What is being asked: Check every line of the entries that follow, and copy the ones containing "rank".

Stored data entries
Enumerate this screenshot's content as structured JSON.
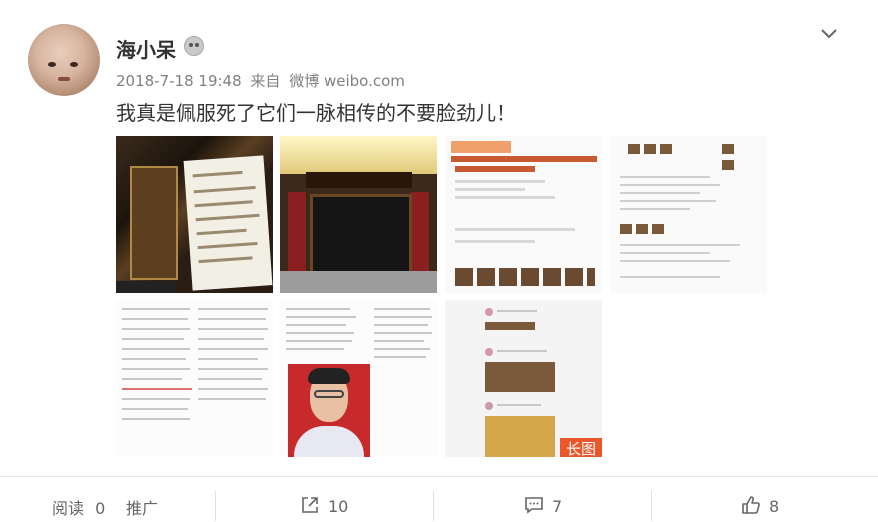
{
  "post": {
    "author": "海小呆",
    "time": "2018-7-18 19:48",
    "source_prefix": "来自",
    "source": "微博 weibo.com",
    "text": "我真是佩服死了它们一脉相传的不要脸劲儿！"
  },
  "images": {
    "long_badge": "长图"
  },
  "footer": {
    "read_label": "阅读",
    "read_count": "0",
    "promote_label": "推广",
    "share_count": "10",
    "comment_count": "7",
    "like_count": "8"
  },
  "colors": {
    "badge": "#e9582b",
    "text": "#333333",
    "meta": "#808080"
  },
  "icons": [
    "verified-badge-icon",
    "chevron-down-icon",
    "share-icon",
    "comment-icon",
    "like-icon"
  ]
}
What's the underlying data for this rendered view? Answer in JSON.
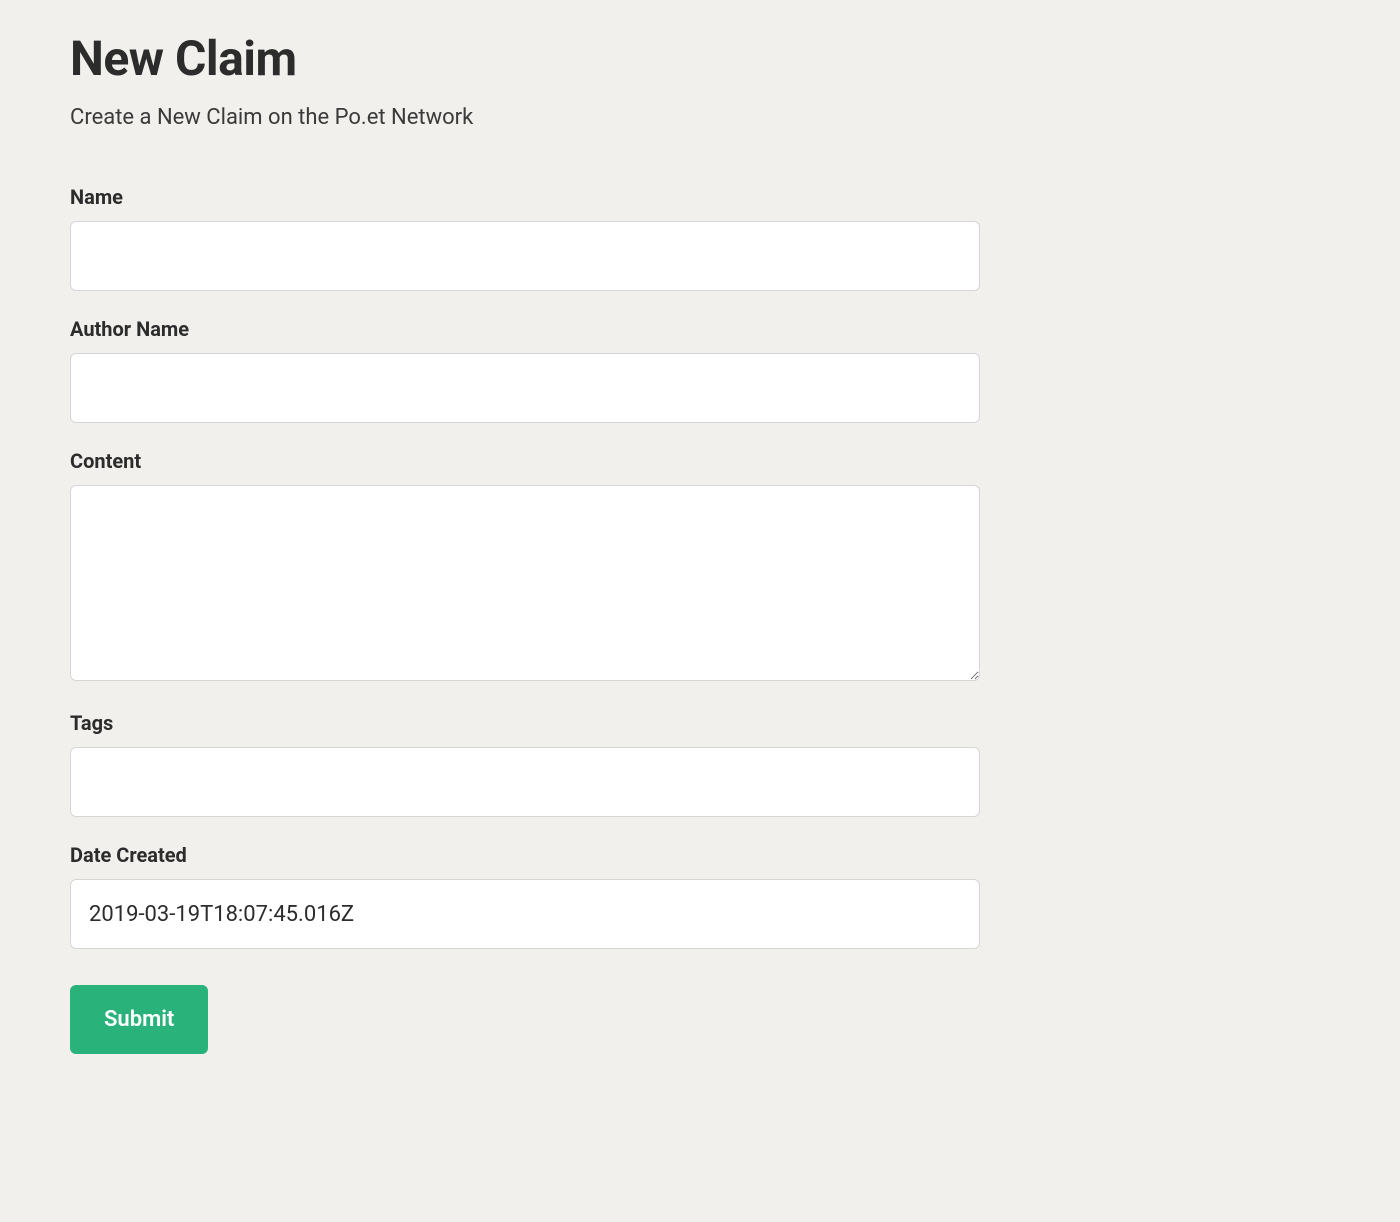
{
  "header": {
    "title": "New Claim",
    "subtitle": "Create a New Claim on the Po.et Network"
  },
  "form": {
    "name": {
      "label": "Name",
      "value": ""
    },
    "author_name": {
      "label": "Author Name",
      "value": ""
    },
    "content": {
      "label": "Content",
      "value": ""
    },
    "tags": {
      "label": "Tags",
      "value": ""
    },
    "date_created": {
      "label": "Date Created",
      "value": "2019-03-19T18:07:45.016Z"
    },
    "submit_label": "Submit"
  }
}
==
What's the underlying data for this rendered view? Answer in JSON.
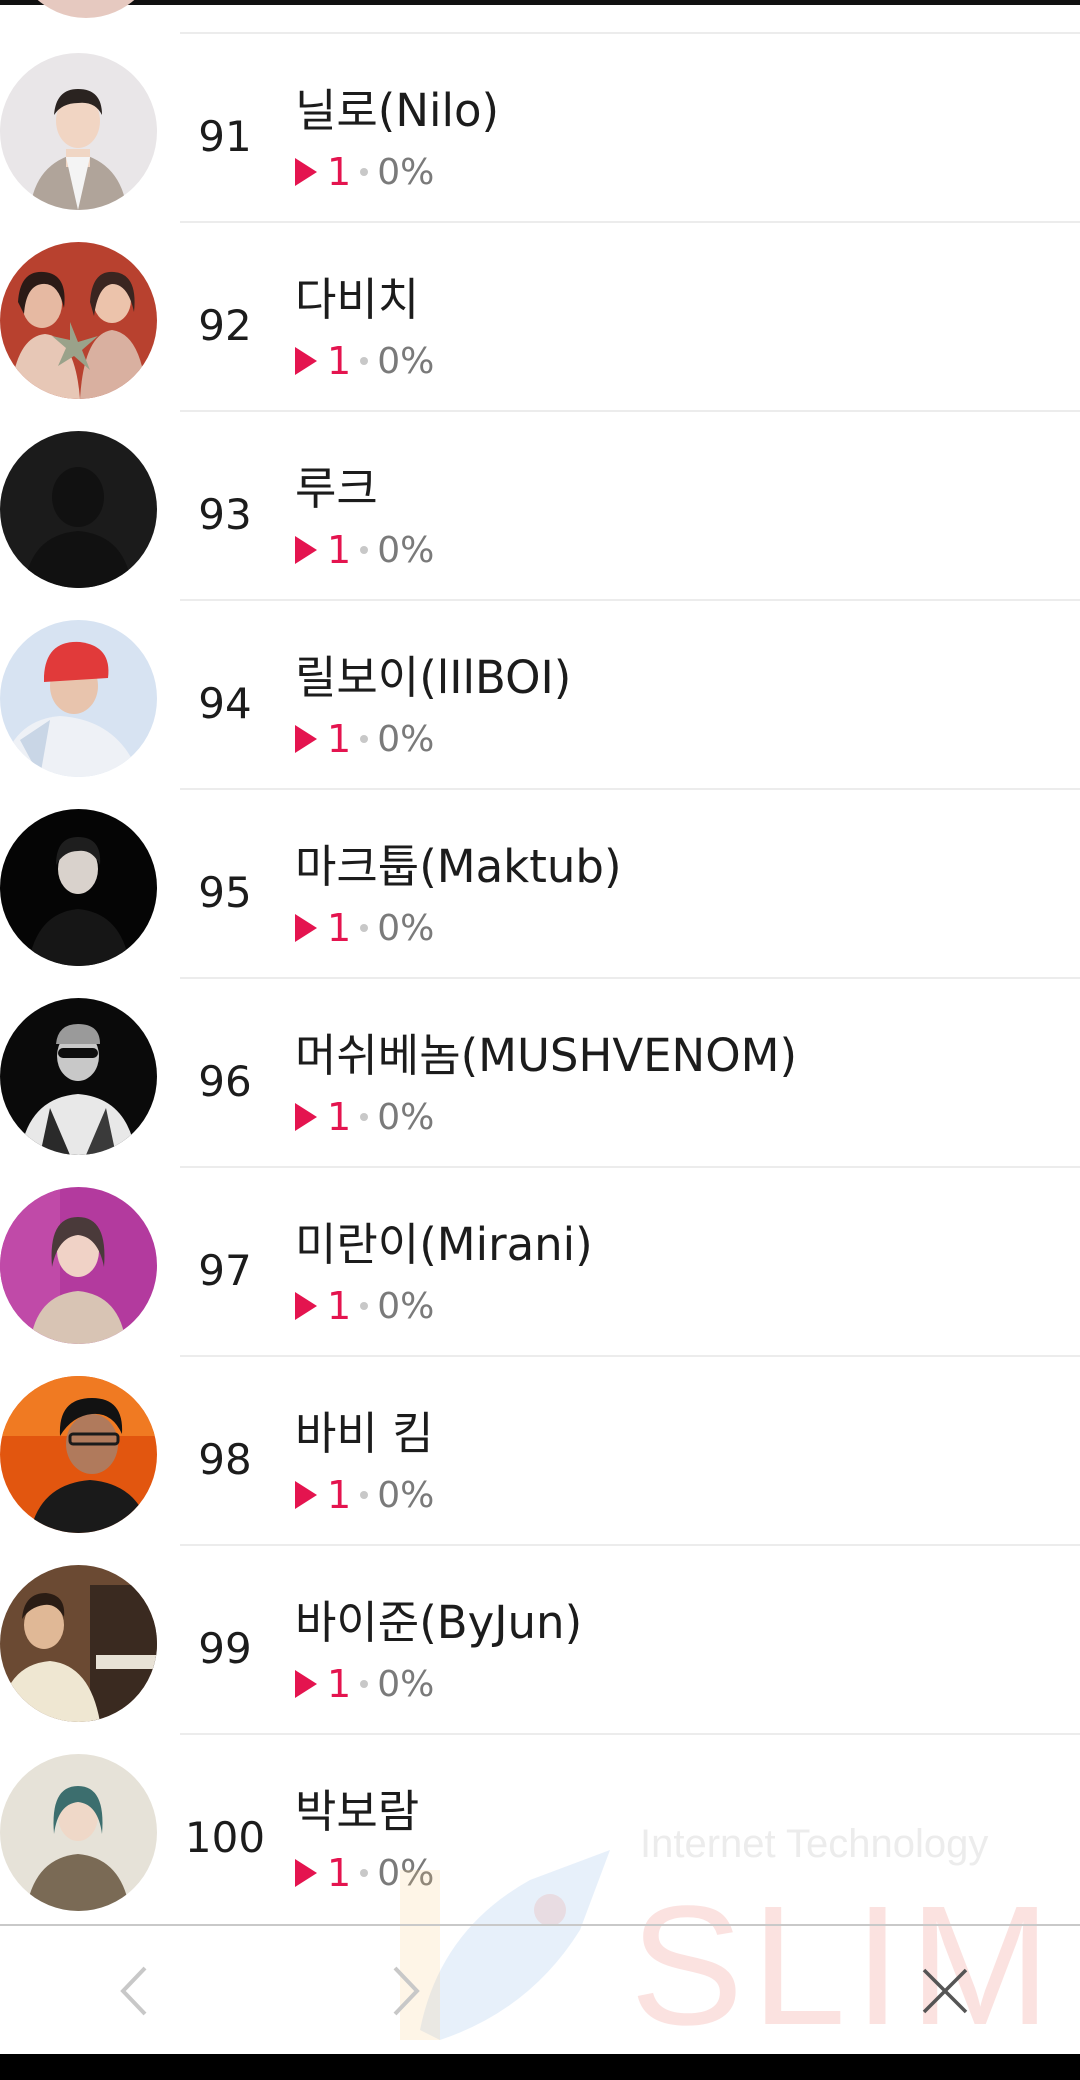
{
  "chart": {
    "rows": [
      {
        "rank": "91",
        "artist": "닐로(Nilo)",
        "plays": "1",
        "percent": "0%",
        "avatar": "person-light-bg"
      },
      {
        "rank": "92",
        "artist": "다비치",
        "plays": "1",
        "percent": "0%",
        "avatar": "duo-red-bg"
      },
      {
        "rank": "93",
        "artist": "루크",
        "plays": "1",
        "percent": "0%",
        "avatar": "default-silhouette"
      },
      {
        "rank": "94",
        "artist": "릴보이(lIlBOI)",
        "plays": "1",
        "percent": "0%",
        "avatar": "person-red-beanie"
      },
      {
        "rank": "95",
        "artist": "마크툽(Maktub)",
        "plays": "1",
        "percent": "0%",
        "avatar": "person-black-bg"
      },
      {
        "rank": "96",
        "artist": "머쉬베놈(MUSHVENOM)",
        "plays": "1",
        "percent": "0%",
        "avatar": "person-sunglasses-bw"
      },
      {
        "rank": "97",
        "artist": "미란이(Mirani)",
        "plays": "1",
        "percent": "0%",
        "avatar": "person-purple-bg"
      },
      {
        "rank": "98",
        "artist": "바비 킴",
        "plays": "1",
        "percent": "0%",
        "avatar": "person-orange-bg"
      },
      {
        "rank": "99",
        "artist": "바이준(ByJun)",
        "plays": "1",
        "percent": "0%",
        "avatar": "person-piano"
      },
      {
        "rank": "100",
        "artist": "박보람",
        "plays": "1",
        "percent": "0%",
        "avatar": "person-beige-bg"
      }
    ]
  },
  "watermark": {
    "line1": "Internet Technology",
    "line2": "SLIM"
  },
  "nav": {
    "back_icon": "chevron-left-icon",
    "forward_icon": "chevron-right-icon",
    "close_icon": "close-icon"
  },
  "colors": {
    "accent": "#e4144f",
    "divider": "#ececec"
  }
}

Response to this task:
        "rank": "91",
        "rank": "92",
        "rank": "93",
        "rank": "94",
        "rank": "95",
        "rank": "96",
        "rank": "97",
        "rank": "98",
        "rank": "99",
        "rank": "100",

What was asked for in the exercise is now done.